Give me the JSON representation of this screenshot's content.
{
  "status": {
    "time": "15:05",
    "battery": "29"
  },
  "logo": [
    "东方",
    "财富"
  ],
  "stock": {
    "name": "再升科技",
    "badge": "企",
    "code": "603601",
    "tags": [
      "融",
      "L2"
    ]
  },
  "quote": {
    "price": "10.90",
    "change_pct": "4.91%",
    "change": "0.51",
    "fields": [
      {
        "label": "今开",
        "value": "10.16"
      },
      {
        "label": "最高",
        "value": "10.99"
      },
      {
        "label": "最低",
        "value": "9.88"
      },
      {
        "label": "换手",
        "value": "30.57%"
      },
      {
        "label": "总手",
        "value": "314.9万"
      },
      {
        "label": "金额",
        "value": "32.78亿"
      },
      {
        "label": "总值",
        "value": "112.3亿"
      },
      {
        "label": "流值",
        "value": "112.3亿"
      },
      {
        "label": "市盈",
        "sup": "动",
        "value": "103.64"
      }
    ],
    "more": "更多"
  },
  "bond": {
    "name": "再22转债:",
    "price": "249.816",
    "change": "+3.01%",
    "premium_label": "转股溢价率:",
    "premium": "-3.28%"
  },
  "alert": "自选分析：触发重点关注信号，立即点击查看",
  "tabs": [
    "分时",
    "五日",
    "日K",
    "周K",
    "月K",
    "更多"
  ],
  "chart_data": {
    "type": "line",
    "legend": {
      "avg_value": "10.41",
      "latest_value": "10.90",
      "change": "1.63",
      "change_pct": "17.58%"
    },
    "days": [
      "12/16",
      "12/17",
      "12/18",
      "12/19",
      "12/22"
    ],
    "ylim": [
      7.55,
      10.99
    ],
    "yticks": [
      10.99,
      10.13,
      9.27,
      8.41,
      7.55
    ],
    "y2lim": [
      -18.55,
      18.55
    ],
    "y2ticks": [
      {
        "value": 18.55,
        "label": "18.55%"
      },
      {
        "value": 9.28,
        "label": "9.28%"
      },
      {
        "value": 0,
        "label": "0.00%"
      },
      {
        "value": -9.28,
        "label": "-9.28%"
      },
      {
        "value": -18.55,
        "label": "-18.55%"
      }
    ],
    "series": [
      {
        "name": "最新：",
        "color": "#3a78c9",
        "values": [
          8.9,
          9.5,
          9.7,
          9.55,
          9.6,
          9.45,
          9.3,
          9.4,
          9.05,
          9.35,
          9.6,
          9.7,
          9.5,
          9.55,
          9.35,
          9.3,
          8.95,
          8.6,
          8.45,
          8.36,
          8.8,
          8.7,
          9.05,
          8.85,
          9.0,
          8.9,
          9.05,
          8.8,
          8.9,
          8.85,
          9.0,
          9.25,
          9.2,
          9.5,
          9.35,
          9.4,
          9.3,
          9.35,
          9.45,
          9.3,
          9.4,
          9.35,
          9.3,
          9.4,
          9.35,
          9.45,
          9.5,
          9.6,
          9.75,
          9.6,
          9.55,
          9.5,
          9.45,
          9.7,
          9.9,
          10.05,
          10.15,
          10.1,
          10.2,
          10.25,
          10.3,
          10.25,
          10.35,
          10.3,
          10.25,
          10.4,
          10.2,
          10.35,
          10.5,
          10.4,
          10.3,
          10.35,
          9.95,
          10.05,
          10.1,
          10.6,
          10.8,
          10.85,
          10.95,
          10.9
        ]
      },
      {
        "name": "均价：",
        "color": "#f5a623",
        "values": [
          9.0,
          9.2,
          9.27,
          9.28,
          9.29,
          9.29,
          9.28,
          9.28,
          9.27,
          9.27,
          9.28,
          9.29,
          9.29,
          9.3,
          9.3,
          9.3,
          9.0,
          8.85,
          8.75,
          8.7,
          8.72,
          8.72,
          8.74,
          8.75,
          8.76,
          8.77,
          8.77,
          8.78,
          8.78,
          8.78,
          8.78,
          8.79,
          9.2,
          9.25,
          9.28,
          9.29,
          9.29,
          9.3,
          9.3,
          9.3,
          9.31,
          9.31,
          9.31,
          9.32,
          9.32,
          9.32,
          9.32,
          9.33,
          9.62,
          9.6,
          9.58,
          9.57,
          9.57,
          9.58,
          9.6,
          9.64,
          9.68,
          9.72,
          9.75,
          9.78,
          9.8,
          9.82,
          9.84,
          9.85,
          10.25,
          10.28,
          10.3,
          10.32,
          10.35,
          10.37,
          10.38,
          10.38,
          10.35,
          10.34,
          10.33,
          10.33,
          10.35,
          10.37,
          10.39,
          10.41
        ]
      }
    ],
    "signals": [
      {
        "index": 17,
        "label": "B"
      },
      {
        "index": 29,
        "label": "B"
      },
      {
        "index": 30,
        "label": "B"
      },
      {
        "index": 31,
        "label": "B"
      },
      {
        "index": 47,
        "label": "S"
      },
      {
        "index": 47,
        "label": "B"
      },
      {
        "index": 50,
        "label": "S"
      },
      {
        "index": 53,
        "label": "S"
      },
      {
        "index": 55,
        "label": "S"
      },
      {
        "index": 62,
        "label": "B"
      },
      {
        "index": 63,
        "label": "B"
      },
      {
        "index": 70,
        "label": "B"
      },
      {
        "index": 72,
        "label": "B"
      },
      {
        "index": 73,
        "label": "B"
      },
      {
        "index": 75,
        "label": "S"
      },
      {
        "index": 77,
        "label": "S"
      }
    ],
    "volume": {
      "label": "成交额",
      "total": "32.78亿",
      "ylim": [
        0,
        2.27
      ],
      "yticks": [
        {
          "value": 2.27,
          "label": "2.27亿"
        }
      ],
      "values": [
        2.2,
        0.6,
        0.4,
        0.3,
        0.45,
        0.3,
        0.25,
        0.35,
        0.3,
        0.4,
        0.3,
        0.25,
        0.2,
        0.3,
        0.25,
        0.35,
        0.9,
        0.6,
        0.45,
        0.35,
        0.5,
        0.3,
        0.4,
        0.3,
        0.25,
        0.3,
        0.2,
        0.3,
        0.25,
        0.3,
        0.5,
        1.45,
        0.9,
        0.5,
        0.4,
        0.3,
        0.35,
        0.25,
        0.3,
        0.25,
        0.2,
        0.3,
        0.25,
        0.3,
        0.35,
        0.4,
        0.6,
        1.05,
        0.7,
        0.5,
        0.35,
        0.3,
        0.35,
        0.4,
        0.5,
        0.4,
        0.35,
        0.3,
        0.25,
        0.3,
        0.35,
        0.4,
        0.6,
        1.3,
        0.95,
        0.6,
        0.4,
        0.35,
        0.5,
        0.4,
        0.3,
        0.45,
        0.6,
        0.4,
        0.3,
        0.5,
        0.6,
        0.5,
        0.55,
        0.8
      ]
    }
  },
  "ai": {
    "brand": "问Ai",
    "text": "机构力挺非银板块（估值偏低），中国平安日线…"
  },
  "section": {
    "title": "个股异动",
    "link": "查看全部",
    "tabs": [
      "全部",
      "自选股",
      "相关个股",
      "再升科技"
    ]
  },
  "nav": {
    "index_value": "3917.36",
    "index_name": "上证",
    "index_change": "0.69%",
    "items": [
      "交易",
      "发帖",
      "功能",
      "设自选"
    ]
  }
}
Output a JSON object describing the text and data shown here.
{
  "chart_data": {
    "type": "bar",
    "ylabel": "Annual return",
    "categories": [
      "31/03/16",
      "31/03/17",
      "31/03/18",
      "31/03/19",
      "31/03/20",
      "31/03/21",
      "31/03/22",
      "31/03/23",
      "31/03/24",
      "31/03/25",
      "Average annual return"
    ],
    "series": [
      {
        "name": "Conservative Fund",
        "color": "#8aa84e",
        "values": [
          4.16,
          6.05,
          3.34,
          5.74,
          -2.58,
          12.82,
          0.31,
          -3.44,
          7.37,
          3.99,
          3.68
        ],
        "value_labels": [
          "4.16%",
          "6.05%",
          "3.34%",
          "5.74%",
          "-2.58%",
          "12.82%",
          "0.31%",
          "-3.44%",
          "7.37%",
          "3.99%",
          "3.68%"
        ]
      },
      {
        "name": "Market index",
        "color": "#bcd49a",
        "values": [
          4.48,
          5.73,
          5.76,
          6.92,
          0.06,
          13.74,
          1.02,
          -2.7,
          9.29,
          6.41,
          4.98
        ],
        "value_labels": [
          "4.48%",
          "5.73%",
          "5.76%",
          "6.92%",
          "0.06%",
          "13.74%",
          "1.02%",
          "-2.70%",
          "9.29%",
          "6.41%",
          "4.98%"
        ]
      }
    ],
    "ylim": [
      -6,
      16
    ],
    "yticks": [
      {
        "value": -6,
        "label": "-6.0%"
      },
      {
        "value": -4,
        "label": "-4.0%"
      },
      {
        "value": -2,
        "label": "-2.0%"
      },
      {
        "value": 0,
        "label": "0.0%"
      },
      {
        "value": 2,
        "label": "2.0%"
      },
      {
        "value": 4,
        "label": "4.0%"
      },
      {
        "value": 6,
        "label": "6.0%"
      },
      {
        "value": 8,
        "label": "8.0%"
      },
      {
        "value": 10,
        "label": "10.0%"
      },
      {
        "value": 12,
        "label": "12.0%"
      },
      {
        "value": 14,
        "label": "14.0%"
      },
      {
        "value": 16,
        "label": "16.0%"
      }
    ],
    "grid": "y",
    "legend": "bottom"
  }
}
____
■ **Work to complete**
Working from the entries above, return all lines that contain "JSON".

■ **Solution for this problem**
Give me the JSON representation of this screenshot's content.
Output a JSON object describing the text and data shown here.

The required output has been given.